--- Work to complete ---
Quote all lines below exactly. Images stay out.
::::::::::
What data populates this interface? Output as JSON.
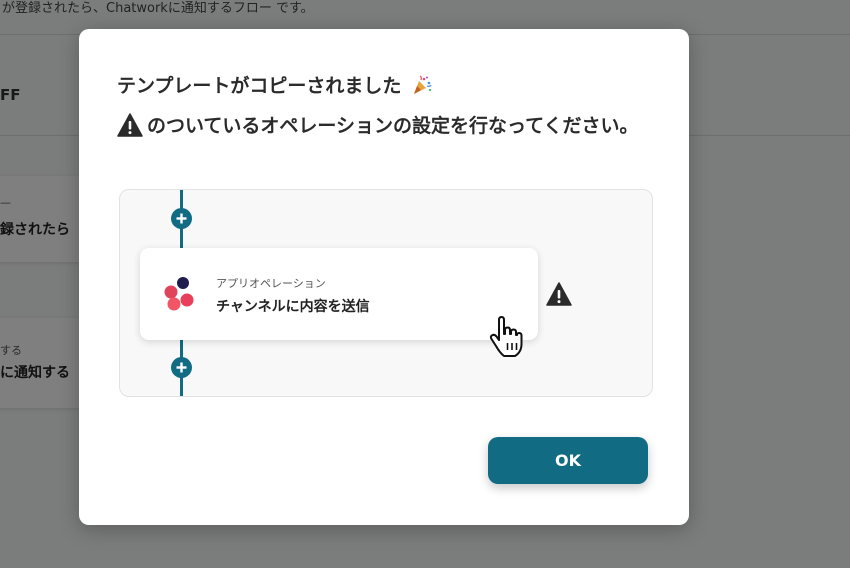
{
  "background": {
    "description": "が登録されたら、Chatworkに通知するフロー です。",
    "toggle_text": "FF",
    "card1": {
      "small_text": "—",
      "main_text": "録されたら"
    },
    "card2": {
      "small_text": "する",
      "main_text": "に通知する"
    }
  },
  "modal": {
    "title": "テンプレートがコピーされました",
    "title_icon": "party-popper-icon",
    "instruction": "のついているオペレーションの設定を行なってください。",
    "instruction_icon": "warning-icon",
    "flow": {
      "top_add_icon": "plus-icon",
      "bottom_add_icon": "plus-icon",
      "operation": {
        "label": "アプリオペレーション",
        "name": "チャンネルに内容を送信",
        "logo": "app-logo-icon"
      },
      "warning_icon": "warning-icon"
    },
    "ok_label": "OK"
  },
  "colors": {
    "accent": "#106b83",
    "overlay": "rgba(0,0,0,0.5)",
    "warning": "#2b2b2b"
  }
}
::::::::::
--- Exercise result ---
What data populates this interface? Output as JSON.
{
  "background": {
    "description": "が登録されたら、Chatworkに通知するフロー です。",
    "toggle_text": "FF",
    "card1": {
      "small_text": "—",
      "main_text": "録されたら"
    },
    "card2": {
      "small_text": "する",
      "main_text": "に通知する"
    }
  },
  "modal": {
    "title": "テンプレートがコピーされました",
    "title_icon": "party-popper-icon",
    "instruction": "のついているオペレーションの設定を行なってください。",
    "instruction_icon": "warning-icon",
    "flow": {
      "top_add_icon": "plus-icon",
      "bottom_add_icon": "plus-icon",
      "operation": {
        "label": "アプリオペレーション",
        "name": "チャンネルに内容を送信",
        "logo": "app-logo-icon"
      },
      "warning_icon": "warning-icon"
    },
    "ok_label": "OK"
  },
  "colors": {
    "accent": "#106b83",
    "overlay": "rgba(0,0,0,0.5)",
    "warning": "#2b2b2b"
  }
}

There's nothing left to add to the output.